▶ **YOUR GOAL**:
Give every line from the entries that contains "content".

^^^^^^^^

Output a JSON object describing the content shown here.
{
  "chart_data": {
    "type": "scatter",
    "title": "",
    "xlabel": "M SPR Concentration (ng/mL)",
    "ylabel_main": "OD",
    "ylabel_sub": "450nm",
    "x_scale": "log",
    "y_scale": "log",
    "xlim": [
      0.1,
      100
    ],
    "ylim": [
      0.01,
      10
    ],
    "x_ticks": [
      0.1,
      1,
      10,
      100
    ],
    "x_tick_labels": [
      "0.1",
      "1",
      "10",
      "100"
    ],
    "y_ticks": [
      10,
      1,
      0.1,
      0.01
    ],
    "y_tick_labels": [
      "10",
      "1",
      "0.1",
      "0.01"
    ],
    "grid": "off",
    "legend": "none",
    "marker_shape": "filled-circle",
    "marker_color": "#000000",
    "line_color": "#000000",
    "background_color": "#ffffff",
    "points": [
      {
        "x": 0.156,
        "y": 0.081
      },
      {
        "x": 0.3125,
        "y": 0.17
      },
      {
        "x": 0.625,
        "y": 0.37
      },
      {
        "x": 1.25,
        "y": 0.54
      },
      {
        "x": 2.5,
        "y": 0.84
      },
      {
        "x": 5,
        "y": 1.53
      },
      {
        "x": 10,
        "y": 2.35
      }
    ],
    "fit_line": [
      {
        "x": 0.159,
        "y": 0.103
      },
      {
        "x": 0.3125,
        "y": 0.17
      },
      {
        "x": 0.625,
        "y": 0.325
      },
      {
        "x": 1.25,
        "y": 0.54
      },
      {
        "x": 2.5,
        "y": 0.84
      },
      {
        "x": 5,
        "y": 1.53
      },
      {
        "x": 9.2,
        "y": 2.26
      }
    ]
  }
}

^^^^^^^^

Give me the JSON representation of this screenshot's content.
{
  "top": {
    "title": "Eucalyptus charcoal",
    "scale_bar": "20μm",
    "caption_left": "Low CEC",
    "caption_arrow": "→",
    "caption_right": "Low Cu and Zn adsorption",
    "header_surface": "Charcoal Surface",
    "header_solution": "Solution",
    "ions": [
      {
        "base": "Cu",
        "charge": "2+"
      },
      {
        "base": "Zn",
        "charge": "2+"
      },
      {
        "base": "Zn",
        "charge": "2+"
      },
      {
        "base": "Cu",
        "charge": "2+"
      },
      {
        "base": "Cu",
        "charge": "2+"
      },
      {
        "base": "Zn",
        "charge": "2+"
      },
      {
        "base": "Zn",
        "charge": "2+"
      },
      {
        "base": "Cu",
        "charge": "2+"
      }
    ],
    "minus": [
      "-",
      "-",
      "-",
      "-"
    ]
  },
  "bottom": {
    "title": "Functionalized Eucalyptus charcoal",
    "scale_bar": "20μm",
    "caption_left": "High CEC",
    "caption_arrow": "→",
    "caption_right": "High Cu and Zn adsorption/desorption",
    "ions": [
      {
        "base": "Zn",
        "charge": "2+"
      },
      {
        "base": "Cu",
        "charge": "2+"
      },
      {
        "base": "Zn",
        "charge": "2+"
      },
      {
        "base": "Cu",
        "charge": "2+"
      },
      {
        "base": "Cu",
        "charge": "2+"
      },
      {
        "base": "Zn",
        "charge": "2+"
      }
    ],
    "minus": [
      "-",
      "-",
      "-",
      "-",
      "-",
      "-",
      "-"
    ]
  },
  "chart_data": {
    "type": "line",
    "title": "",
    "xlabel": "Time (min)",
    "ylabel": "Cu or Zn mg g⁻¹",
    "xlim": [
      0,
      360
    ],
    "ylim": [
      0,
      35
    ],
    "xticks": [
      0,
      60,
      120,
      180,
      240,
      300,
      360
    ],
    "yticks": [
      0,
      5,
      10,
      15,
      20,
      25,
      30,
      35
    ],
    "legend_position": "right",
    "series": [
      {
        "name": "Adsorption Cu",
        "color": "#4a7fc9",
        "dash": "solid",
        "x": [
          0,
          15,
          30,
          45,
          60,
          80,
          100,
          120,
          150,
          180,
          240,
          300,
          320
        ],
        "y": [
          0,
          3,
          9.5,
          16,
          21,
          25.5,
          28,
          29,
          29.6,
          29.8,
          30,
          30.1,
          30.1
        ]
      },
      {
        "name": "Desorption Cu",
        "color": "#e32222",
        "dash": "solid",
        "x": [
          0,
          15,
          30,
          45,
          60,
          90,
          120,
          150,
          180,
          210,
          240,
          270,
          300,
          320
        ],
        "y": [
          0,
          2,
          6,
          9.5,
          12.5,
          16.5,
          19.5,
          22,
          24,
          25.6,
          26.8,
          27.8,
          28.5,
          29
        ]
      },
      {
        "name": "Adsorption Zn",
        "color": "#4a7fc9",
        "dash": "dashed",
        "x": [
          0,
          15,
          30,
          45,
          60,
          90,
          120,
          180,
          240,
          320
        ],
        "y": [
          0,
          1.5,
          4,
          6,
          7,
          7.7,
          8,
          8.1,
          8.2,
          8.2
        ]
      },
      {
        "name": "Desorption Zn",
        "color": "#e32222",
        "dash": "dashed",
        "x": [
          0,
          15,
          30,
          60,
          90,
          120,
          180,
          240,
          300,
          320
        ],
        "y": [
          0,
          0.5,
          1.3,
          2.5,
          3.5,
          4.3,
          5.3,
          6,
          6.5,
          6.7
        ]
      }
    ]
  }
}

^^^^^^^^

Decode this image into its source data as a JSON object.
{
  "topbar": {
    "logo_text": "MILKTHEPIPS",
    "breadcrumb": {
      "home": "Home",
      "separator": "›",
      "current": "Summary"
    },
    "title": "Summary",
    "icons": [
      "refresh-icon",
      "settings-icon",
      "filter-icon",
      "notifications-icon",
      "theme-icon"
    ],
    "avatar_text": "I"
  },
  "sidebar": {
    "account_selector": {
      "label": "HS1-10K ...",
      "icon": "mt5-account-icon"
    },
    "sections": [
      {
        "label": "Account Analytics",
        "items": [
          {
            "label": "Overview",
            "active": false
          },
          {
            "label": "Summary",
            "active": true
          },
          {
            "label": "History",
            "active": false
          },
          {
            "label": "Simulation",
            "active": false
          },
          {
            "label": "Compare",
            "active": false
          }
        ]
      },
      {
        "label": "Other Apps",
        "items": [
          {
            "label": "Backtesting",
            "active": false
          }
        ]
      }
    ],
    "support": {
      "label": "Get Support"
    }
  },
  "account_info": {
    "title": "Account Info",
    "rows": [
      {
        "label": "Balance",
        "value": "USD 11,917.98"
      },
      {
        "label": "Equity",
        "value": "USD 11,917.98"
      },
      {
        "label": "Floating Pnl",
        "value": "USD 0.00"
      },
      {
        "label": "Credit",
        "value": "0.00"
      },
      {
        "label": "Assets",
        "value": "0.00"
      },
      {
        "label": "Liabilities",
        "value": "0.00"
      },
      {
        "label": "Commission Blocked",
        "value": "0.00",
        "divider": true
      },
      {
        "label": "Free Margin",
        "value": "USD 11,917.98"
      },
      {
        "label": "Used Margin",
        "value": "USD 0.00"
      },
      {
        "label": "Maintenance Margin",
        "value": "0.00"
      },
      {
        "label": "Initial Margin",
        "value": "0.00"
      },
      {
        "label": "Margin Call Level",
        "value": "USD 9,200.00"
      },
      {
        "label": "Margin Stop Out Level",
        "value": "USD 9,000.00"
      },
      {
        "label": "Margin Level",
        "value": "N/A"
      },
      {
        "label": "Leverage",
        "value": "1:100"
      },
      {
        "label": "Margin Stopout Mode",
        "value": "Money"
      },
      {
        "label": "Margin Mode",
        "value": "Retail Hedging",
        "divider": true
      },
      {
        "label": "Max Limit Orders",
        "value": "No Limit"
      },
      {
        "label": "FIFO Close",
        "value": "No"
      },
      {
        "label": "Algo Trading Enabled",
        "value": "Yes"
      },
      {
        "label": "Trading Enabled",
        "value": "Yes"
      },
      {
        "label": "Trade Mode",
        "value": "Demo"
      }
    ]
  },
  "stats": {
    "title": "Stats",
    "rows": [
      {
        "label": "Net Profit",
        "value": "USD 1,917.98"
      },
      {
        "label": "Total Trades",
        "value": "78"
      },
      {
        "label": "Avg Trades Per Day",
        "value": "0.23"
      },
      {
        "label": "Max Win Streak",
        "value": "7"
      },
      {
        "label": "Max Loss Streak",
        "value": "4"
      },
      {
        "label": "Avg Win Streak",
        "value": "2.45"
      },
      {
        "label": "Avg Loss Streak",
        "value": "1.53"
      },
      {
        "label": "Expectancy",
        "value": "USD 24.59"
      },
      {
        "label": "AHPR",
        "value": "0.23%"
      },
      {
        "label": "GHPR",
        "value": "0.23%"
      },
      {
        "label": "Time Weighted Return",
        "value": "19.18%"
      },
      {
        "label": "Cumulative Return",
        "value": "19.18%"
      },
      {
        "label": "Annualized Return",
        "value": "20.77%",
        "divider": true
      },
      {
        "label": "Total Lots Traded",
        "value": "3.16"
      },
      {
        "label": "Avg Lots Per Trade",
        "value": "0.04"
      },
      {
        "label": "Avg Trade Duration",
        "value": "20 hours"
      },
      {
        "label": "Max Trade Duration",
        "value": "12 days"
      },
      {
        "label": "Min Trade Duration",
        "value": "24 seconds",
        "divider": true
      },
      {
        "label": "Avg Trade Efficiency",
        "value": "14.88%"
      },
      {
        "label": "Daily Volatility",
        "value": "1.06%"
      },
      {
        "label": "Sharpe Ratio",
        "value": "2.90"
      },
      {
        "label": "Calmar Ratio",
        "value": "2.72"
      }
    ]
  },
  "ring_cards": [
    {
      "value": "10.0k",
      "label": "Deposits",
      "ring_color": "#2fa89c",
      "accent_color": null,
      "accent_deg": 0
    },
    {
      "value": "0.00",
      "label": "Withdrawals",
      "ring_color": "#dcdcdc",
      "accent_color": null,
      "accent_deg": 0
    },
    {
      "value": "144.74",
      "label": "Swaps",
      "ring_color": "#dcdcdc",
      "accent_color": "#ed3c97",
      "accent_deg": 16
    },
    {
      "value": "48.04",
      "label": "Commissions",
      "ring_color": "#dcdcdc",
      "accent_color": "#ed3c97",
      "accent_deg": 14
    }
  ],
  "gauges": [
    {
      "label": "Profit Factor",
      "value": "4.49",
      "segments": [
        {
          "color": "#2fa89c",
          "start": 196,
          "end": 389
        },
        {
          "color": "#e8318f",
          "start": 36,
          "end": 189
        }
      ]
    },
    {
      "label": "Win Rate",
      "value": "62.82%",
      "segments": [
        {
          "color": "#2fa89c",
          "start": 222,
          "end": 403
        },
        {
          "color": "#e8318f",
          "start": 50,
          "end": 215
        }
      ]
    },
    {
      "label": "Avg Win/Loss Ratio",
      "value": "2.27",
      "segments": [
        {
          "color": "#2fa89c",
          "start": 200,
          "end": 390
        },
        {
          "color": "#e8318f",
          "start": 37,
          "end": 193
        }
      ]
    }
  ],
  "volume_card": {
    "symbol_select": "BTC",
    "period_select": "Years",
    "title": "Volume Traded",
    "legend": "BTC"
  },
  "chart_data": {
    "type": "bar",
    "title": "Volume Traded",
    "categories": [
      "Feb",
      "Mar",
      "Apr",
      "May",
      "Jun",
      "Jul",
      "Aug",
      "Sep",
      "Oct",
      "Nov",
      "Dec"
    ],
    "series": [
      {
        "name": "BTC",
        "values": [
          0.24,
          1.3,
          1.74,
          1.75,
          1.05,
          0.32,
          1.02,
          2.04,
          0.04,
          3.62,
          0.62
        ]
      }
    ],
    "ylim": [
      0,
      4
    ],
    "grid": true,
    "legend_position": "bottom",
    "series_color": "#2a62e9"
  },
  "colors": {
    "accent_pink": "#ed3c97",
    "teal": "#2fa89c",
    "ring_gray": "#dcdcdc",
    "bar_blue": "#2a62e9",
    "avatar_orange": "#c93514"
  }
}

^^^^^^^^

▶ **CORRECT OUTPUT**:
Output a JSON object describing the content shown here.
Give me the JSON representation of this screenshot's content.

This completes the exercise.